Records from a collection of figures

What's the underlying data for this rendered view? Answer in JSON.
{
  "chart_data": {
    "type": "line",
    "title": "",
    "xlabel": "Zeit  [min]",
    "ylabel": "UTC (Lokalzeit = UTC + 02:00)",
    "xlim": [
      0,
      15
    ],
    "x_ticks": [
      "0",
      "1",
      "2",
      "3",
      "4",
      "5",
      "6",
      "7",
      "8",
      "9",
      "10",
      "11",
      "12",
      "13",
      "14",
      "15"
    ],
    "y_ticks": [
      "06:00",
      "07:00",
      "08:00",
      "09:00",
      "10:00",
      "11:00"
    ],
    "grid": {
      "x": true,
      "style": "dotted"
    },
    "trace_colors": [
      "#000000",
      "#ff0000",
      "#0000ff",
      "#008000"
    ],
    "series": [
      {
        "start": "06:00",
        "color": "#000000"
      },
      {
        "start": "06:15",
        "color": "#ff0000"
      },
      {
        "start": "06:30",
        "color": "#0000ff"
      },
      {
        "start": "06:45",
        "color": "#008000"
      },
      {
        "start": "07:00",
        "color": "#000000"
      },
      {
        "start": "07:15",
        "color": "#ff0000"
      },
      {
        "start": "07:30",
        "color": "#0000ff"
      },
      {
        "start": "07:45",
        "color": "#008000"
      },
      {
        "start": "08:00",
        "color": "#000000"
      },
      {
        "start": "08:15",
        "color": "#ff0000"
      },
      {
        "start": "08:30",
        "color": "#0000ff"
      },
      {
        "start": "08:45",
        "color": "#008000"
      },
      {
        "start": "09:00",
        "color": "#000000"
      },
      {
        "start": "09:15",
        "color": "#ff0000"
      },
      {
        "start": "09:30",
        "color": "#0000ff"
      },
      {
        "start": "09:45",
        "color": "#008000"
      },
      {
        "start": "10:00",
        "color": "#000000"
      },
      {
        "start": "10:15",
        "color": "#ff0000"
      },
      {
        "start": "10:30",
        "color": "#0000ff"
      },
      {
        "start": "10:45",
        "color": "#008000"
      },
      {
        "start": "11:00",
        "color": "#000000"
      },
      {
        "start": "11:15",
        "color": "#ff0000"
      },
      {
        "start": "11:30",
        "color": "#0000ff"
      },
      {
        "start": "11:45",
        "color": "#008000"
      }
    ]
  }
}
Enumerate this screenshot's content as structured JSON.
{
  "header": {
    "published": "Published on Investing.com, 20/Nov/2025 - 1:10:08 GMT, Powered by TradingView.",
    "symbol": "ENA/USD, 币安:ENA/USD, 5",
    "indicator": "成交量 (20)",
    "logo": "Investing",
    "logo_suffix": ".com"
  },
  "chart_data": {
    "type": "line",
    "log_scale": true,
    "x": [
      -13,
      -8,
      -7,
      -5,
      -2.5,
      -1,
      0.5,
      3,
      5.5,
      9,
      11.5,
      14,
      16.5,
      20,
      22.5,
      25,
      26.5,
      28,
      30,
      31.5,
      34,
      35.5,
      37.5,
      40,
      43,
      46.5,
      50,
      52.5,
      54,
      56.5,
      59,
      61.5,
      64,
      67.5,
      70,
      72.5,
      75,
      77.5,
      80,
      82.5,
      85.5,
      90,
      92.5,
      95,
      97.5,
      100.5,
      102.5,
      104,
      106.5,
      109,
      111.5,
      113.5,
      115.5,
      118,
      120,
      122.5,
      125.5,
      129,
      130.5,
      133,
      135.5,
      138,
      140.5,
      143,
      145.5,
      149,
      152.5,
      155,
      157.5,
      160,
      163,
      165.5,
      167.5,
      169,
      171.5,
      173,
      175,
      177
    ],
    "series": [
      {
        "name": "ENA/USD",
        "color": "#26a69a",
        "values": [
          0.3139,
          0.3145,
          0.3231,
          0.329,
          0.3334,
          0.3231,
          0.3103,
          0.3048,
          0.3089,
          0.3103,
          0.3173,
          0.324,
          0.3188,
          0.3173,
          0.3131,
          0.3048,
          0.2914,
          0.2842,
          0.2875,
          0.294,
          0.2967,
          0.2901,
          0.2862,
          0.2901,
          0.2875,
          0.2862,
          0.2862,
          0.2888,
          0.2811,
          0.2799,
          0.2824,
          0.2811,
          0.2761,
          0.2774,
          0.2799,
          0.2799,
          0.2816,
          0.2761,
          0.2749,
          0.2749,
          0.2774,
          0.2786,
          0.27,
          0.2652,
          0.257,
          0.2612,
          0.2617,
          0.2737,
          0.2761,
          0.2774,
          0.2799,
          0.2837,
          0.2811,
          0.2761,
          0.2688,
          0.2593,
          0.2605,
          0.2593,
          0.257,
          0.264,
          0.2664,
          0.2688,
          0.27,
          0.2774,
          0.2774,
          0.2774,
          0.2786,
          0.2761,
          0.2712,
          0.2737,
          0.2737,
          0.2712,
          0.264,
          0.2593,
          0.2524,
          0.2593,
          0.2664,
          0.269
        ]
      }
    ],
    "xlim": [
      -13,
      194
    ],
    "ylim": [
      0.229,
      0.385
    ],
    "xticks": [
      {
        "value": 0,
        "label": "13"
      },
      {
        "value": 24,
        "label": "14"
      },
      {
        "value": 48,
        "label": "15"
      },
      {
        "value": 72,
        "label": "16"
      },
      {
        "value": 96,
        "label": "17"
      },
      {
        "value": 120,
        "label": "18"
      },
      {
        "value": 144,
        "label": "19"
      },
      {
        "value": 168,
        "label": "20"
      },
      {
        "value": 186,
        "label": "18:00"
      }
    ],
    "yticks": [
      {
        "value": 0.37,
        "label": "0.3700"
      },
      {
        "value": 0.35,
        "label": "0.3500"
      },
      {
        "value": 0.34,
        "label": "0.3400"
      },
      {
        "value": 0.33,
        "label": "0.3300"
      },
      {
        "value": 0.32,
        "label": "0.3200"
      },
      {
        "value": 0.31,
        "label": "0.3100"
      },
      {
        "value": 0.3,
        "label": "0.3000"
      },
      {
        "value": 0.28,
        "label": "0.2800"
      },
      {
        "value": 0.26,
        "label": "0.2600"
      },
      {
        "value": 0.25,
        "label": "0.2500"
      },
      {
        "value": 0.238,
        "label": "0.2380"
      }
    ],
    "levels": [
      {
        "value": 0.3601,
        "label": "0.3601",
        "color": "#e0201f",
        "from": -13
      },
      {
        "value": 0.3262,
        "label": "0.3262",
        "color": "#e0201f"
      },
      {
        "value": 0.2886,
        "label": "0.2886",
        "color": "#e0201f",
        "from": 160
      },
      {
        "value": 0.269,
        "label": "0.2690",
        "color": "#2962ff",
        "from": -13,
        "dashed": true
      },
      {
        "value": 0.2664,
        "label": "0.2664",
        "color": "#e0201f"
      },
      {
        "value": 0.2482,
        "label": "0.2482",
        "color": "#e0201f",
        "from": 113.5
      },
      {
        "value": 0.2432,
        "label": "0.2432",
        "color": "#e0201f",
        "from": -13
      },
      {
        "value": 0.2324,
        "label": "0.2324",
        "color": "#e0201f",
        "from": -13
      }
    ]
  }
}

INSTRUCTIONS TO FOLLOW
Among the lines of the data, identify those with the word "Investing". Copy each of them.

ANSWER BELOW
    "published": "Published on Investing.com, 20/Nov/2025 - 1:10:08 GMT, Powered by TradingView.",
    "logo": "Investing",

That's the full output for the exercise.